YOUR OBJECTIVE> Find the lines holding the word "British" and collect them.
***** INFORMATION SHOWN
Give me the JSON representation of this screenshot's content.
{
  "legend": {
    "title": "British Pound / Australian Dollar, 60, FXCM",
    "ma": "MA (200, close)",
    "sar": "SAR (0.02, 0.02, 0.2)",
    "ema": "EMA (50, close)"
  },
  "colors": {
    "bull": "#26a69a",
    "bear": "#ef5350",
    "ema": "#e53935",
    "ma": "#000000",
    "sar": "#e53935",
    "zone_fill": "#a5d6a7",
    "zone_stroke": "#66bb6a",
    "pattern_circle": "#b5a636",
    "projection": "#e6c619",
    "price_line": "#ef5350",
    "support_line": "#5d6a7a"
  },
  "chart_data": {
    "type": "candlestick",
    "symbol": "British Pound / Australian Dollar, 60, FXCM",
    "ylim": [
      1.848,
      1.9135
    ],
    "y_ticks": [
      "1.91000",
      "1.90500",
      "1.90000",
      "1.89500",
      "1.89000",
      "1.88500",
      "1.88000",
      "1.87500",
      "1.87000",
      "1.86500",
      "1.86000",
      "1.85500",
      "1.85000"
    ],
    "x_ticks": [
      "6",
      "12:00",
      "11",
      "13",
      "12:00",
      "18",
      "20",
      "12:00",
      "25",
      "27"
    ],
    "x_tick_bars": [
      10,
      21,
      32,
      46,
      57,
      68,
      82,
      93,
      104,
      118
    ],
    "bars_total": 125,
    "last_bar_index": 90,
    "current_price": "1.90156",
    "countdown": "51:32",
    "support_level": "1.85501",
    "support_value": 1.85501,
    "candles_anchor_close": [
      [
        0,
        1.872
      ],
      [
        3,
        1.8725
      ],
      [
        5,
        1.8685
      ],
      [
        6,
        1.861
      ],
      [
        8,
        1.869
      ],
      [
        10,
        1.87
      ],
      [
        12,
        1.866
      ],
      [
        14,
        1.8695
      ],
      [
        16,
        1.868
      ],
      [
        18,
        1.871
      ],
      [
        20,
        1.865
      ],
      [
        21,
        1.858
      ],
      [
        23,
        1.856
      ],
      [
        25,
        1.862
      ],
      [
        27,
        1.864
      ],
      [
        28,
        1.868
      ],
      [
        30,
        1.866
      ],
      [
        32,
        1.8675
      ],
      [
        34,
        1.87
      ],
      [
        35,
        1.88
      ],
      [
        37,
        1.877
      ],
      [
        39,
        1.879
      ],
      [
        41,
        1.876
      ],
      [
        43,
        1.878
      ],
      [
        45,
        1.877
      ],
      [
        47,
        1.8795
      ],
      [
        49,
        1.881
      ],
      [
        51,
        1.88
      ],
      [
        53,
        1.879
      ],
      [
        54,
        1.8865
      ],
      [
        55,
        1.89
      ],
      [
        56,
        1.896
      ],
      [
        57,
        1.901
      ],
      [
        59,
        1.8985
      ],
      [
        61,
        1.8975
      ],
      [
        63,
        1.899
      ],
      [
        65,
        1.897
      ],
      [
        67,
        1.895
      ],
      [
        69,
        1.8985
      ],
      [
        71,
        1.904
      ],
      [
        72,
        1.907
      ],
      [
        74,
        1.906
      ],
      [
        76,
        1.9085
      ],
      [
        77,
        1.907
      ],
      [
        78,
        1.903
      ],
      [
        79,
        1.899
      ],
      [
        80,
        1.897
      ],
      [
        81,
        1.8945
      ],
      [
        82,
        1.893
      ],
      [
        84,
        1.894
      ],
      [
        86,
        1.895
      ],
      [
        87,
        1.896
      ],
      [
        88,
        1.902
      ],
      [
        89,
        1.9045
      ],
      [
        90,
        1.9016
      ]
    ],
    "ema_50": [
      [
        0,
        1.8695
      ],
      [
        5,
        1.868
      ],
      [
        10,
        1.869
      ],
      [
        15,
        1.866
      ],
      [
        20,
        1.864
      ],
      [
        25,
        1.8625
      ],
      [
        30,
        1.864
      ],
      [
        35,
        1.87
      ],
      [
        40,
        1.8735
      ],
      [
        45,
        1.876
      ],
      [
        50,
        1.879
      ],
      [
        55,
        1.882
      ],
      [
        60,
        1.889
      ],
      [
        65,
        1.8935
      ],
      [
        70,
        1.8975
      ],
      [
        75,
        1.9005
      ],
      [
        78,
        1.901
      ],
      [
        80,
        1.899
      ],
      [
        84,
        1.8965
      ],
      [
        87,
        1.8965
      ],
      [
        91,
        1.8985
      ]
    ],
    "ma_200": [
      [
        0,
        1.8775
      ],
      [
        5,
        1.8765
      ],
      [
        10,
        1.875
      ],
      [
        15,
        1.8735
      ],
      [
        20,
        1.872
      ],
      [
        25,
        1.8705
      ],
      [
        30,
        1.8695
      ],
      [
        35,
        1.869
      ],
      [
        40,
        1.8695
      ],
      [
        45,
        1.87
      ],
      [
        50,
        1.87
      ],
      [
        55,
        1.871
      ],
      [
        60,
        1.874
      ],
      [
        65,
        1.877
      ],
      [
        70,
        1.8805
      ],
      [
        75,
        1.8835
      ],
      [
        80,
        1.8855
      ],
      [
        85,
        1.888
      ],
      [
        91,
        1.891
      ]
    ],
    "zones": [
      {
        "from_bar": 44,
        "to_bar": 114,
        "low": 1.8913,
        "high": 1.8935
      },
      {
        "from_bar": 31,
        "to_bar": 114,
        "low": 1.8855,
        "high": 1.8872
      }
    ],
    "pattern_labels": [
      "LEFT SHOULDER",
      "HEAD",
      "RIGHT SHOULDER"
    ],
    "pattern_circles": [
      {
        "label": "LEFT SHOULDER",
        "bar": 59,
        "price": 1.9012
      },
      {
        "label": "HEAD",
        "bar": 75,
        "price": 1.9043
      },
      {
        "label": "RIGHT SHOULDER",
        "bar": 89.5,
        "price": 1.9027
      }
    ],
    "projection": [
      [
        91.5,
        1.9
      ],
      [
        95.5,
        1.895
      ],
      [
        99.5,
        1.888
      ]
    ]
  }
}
**********
THE OUTPUT>
    "title": "British Pound / Australian Dollar, 60, FXCM",
    "symbol": "British Pound / Australian Dollar, 60, FXCM",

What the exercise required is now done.